_Exercise_: Give the listing again character for character, but drop the images.

_Dataset entries_:
══════════════════════════════

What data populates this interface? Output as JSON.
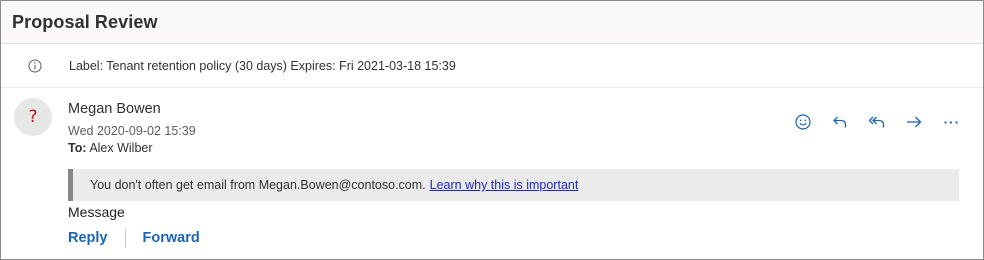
{
  "header": {
    "subject": "Proposal Review"
  },
  "label": {
    "icon": "info-icon",
    "text": "Label: Tenant retention policy (30 days) Expires: Fri 2021-03-18 15:39"
  },
  "message": {
    "avatar_text": "?",
    "sender": "Megan Bowen",
    "date": "Wed 2020-09-02 15:39",
    "to_label": "To:",
    "to_value": "Alex Wilber",
    "actions": [
      {
        "name": "emoji-icon"
      },
      {
        "name": "reply-icon"
      },
      {
        "name": "reply-all-icon"
      },
      {
        "name": "forward-icon"
      },
      {
        "name": "more-icon"
      }
    ],
    "warning": {
      "text": "You don't often get email from Megan.Bowen@contoso.com.",
      "link": "Learn why this is important"
    },
    "body": "Message",
    "reply_label": "Reply",
    "forward_label": "Forward"
  },
  "colors": {
    "accent": "#1a64b8",
    "warning_link": "#1f25c9",
    "avatar_mark": "#c50f1f"
  }
}
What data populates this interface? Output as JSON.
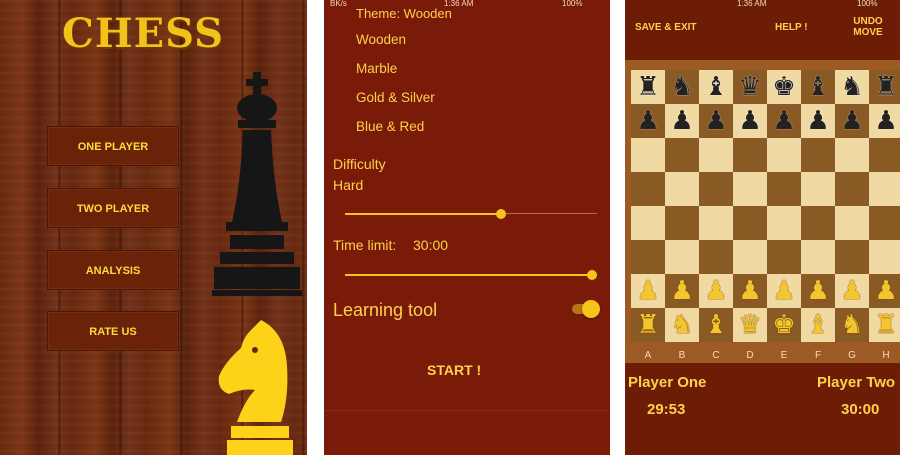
{
  "menu": {
    "title": "CHESS",
    "buttons": [
      "ONE PLAYER",
      "TWO PLAYER",
      "ANALYSIS",
      "RATE US"
    ]
  },
  "settings": {
    "status": {
      "left": "BK/s",
      "time": "1:36 AM",
      "battery": "100%"
    },
    "theme_header": "Theme: Wooden",
    "themes": [
      "Wooden",
      "Marble",
      "Gold & Silver",
      "Blue & Red"
    ],
    "difficulty_label": "Difficulty",
    "difficulty_value": "Hard",
    "difficulty_level": 0.62,
    "time_limit_label": "Time limit:",
    "time_limit_value": "30:00",
    "time_limit_level": 1.0,
    "learning_tool_label": "Learning tool",
    "learning_tool_on": true,
    "start_label": "START !"
  },
  "game": {
    "status": {
      "time": "1:36 AM",
      "battery": "100%"
    },
    "save_exit_label": "SAVE & EXIT",
    "help_label": "HELP !",
    "undo_label": "UNDO MOVE",
    "files": [
      "A",
      "B",
      "C",
      "D",
      "E",
      "F",
      "G",
      "H"
    ],
    "board": [
      [
        "r",
        "n",
        "b",
        "q",
        "k",
        "b",
        "n",
        "r"
      ],
      [
        "p",
        "p",
        "p",
        "p",
        "p",
        "p",
        "p",
        "p"
      ],
      [
        "",
        "",
        "",
        "",
        "",
        "",
        "",
        ""
      ],
      [
        "",
        "",
        "",
        "",
        "",
        "",
        "",
        ""
      ],
      [
        "",
        "",
        "",
        "",
        "",
        "",
        "",
        ""
      ],
      [
        "",
        "",
        "",
        "",
        "",
        "",
        "",
        ""
      ],
      [
        "P",
        "P",
        "P",
        "P",
        "P",
        "P",
        "P",
        "P"
      ],
      [
        "R",
        "N",
        "B",
        "Q",
        "K",
        "B",
        "N",
        "R"
      ]
    ],
    "player_one": "Player One",
    "player_two": "Player Two",
    "timer_one": "29:53",
    "timer_two": "30:00"
  },
  "colors": {
    "accent_yellow": "#ffd24a",
    "settings_bg": "#7a1a08",
    "game_bg": "#6d1c06",
    "board_light": "#f1d9a4",
    "board_dark": "#8a5a25"
  }
}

══════════════════════════════

_The result_:
What data populates this interface? Output as JSON.
{
  "header": {
    "subject": "Proposal Review"
  },
  "label": {
    "icon": "info-icon",
    "text": "Label: Tenant retention policy (30 days) Expires: Fri 2021-03-18 15:39"
  },
  "message": {
    "avatar_text": "?",
    "sender": "Megan Bowen",
    "date": "Wed 2020-09-02 15:39",
    "to_label": "To:",
    "to_value": "Alex Wilber",
    "actions": [
      {
        "name": "emoji-icon"
      },
      {
        "name": "reply-icon"
      },
      {
        "name": "reply-all-icon"
      },
      {
        "name": "forward-icon"
      },
      {
        "name": "more-icon"
      }
    ],
    "warning": {
      "text": "You don't often get email from Megan.Bowen@contoso.com.",
      "link": "Learn why this is important"
    },
    "body": "Message",
    "reply_label": "Reply",
    "forward_label": "Forward"
  },
  "colors": {
    "accent": "#1a64b8",
    "warning_link": "#1f25c9",
    "avatar_mark": "#c50f1f"
  }
}
What data populates this interface? Output as JSON.
{
  "menu": {
    "title": "CHESS",
    "buttons": [
      "ONE PLAYER",
      "TWO PLAYER",
      "ANALYSIS",
      "RATE US"
    ]
  },
  "settings": {
    "status": {
      "left": "BK/s",
      "time": "1:36 AM",
      "battery": "100%"
    },
    "theme_header": "Theme: Wooden",
    "themes": [
      "Wooden",
      "Marble",
      "Gold & Silver",
      "Blue & Red"
    ],
    "difficulty_label": "Difficulty",
    "difficulty_value": "Hard",
    "difficulty_level": 0.62,
    "time_limit_label": "Time limit:",
    "time_limit_value": "30:00",
    "time_limit_level": 1.0,
    "learning_tool_label": "Learning tool",
    "learning_tool_on": true,
    "start_label": "START !"
  },
  "game": {
    "status": {
      "time": "1:36 AM",
      "battery": "100%"
    },
    "save_exit_label": "SAVE & EXIT",
    "help_label": "HELP !",
    "undo_label": "UNDO MOVE",
    "files": [
      "A",
      "B",
      "C",
      "D",
      "E",
      "F",
      "G",
      "H"
    ],
    "board": [
      [
        "r",
        "n",
        "b",
        "q",
        "k",
        "b",
        "n",
        "r"
      ],
      [
        "p",
        "p",
        "p",
        "p",
        "p",
        "p",
        "p",
        "p"
      ],
      [
        "",
        "",
        "",
        "",
        "",
        "",
        "",
        ""
      ],
      [
        "",
        "",
        "",
        "",
        "",
        "",
        "",
        ""
      ],
      [
        "",
        "",
        "",
        "",
        "",
        "",
        "",
        ""
      ],
      [
        "",
        "",
        "",
        "",
        "",
        "",
        "",
        ""
      ],
      [
        "P",
        "P",
        "P",
        "P",
        "P",
        "P",
        "P",
        "P"
      ],
      [
        "R",
        "N",
        "B",
        "Q",
        "K",
        "B",
        "N",
        "R"
      ]
    ],
    "player_one": "Player One",
    "player_two": "Player Two",
    "timer_one": "29:53",
    "timer_two": "30:00"
  },
  "colors": {
    "accent_yellow": "#ffd24a",
    "settings_bg": "#7a1a08",
    "game_bg": "#6d1c06",
    "board_light": "#f1d9a4",
    "board_dark": "#8a5a25"
  }
}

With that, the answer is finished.